═════ THE RECORDS

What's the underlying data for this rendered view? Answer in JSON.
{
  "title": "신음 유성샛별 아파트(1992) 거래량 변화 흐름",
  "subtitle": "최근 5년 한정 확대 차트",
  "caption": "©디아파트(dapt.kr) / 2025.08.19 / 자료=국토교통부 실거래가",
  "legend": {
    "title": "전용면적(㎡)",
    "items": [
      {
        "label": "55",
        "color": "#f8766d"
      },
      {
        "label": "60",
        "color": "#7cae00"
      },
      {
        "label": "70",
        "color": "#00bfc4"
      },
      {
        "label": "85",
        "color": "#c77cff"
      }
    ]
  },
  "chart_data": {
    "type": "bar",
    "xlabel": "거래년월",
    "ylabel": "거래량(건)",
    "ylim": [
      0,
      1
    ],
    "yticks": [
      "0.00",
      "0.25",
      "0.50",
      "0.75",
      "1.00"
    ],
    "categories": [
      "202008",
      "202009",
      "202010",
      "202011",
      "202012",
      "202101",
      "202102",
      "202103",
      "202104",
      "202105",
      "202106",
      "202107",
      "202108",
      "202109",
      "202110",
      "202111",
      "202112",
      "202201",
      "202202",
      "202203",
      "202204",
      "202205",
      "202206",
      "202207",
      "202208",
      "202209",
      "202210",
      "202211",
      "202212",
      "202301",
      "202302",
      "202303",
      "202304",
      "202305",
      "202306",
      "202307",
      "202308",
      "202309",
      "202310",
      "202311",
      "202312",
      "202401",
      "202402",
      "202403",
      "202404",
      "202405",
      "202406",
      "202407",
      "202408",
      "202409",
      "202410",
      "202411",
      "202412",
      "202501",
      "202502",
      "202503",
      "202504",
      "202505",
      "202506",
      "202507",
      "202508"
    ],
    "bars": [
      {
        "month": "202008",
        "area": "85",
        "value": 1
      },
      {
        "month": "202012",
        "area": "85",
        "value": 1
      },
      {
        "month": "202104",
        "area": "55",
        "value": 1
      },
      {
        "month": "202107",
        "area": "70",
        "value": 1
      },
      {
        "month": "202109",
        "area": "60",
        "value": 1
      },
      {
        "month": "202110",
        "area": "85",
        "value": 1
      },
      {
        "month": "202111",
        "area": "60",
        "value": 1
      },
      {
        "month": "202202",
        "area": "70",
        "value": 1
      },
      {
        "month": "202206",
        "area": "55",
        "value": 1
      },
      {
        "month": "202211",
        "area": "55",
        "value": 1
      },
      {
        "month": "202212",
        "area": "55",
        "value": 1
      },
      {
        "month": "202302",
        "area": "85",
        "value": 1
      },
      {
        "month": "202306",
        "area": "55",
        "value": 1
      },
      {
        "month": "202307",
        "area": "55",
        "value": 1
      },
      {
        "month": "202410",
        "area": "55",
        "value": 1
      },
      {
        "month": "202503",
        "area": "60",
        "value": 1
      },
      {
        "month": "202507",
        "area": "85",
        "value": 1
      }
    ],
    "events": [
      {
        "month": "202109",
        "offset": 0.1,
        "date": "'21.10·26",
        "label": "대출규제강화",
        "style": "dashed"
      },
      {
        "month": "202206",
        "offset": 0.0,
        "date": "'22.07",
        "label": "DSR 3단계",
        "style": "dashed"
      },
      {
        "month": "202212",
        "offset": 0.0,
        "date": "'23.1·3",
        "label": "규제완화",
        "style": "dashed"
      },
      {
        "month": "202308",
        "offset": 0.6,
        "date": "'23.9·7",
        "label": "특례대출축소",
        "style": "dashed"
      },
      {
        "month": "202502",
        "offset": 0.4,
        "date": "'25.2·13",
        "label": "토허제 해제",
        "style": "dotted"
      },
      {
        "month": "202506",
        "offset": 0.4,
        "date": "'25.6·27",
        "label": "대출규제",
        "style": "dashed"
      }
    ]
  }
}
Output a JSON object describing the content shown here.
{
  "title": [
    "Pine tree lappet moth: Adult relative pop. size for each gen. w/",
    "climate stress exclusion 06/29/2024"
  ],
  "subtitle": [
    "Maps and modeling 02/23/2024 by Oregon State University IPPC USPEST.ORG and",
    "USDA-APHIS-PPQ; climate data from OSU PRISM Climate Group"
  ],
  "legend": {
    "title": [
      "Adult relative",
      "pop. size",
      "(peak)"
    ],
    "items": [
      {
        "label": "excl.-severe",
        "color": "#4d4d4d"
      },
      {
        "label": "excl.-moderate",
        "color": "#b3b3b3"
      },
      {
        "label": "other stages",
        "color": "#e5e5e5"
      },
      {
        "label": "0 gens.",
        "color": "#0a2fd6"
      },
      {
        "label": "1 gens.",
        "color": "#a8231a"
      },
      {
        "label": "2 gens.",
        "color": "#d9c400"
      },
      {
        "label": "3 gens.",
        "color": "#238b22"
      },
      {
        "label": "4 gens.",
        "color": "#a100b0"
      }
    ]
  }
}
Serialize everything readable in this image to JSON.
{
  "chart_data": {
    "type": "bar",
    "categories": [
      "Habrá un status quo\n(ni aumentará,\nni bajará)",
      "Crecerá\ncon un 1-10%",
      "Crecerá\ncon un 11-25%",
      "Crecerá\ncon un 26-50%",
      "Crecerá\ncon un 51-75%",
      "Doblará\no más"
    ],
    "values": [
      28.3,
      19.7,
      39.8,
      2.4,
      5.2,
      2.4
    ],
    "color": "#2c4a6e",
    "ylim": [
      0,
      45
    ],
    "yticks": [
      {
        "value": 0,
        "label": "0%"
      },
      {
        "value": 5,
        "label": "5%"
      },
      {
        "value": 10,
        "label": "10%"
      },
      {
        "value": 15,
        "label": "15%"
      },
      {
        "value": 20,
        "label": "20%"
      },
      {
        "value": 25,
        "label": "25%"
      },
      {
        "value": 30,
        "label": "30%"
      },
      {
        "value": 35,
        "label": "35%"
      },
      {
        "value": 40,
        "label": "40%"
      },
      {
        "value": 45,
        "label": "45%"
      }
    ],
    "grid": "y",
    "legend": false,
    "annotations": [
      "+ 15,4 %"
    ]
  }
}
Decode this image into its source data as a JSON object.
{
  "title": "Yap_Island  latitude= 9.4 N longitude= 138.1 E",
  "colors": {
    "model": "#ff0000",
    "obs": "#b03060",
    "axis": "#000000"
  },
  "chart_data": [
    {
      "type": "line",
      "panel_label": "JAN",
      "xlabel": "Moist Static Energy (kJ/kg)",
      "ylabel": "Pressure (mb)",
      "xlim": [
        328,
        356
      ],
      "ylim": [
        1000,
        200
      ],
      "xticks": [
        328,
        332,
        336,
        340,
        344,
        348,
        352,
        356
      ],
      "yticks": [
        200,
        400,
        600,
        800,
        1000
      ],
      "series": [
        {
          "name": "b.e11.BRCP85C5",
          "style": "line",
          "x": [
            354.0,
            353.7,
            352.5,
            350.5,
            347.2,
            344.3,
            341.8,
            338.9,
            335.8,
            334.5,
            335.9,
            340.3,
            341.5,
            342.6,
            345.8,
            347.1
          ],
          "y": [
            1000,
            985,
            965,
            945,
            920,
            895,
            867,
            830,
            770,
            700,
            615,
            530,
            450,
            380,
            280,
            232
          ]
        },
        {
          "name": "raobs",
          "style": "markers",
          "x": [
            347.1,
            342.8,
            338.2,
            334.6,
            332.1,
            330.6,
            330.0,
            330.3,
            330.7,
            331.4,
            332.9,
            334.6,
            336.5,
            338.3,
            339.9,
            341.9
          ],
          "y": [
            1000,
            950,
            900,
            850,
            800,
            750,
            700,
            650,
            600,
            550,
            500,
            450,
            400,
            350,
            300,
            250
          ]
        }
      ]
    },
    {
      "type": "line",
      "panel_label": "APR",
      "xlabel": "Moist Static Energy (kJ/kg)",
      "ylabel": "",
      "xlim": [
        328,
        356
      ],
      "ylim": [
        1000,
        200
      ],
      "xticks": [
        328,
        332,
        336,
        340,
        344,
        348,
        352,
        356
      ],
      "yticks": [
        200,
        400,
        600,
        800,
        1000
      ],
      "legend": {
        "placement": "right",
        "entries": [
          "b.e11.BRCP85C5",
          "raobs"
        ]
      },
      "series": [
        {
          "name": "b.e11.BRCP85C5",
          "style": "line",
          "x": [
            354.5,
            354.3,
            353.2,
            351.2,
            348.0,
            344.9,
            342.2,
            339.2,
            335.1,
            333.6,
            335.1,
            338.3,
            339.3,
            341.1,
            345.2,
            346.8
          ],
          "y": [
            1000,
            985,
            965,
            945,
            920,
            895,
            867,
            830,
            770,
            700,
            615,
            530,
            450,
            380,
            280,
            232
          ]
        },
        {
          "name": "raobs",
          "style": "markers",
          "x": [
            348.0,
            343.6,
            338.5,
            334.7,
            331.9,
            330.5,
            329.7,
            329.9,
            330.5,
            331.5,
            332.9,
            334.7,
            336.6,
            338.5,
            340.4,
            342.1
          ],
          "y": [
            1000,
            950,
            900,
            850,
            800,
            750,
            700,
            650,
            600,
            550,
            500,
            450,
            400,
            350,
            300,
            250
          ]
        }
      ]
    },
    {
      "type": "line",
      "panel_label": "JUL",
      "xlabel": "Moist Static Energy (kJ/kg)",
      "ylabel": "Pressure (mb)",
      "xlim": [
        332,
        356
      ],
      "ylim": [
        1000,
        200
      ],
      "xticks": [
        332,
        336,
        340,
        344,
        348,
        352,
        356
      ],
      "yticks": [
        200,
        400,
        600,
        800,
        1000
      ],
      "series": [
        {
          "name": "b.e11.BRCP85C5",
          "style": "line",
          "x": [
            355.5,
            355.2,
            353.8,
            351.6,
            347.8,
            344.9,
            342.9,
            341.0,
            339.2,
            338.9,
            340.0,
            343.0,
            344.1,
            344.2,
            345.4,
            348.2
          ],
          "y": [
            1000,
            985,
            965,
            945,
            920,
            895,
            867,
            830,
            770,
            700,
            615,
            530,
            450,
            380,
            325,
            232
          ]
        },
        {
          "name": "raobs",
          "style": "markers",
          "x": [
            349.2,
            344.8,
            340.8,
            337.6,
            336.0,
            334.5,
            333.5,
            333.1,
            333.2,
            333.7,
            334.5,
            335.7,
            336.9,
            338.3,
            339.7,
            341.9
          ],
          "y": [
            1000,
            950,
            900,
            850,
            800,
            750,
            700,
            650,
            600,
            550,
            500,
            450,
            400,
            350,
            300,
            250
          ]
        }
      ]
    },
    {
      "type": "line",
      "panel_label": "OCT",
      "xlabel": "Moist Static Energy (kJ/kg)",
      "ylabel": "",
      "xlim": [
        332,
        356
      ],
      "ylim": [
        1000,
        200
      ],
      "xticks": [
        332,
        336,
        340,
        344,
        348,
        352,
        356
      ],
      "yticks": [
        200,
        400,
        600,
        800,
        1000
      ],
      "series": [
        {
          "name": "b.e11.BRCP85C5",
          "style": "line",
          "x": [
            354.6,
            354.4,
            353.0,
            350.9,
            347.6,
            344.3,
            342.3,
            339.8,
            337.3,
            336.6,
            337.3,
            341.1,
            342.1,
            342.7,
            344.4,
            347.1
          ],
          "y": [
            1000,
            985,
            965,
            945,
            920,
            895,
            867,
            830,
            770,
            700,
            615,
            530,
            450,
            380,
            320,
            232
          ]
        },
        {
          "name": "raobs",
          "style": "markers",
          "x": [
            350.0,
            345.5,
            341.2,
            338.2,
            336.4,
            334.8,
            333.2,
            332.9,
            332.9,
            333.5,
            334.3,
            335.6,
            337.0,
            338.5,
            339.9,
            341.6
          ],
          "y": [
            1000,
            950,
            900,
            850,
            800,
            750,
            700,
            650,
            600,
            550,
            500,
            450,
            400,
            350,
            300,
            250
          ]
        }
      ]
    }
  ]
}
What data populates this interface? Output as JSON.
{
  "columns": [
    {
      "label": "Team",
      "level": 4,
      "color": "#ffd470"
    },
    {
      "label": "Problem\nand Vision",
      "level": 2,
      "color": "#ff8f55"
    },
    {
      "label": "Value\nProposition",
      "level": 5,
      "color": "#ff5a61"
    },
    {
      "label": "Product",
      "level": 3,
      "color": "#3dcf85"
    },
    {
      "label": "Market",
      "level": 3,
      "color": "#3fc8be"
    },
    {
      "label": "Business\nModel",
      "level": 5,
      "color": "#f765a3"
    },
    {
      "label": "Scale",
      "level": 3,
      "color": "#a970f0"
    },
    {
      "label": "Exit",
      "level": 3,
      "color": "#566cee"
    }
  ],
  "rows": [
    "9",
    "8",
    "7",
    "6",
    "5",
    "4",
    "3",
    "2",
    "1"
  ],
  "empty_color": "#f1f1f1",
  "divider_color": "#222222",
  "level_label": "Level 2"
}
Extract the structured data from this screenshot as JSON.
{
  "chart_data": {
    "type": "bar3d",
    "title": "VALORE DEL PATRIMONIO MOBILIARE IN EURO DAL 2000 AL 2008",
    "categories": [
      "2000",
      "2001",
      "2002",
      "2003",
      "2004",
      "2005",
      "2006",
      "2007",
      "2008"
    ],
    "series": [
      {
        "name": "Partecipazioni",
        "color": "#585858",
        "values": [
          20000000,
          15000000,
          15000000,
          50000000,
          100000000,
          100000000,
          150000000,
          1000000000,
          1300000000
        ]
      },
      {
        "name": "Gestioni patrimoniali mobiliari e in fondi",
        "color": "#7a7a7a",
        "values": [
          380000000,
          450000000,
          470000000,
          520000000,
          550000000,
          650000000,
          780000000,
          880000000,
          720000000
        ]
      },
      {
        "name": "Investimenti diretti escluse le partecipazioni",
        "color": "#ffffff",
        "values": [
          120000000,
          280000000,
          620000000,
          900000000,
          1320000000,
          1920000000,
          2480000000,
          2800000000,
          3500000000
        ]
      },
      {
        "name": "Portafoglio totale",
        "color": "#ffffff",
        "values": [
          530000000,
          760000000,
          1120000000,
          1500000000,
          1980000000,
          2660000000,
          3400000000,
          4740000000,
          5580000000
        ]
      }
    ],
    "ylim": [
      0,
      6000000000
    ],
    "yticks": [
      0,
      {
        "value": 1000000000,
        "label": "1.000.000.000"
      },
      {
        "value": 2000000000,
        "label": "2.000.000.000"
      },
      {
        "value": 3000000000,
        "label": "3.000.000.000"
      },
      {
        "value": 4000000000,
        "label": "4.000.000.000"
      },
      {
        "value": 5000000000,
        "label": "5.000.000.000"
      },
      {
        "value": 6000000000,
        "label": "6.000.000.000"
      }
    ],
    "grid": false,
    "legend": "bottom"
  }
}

══════════

**WHAT IS REQUIRED:**
Pull out each line containing the word "image" and copy it.

**RESULT OF THIS EXERCISE:**
Serialize everything readable in this image to JSON.
Decode this image into its source data as a JSON object.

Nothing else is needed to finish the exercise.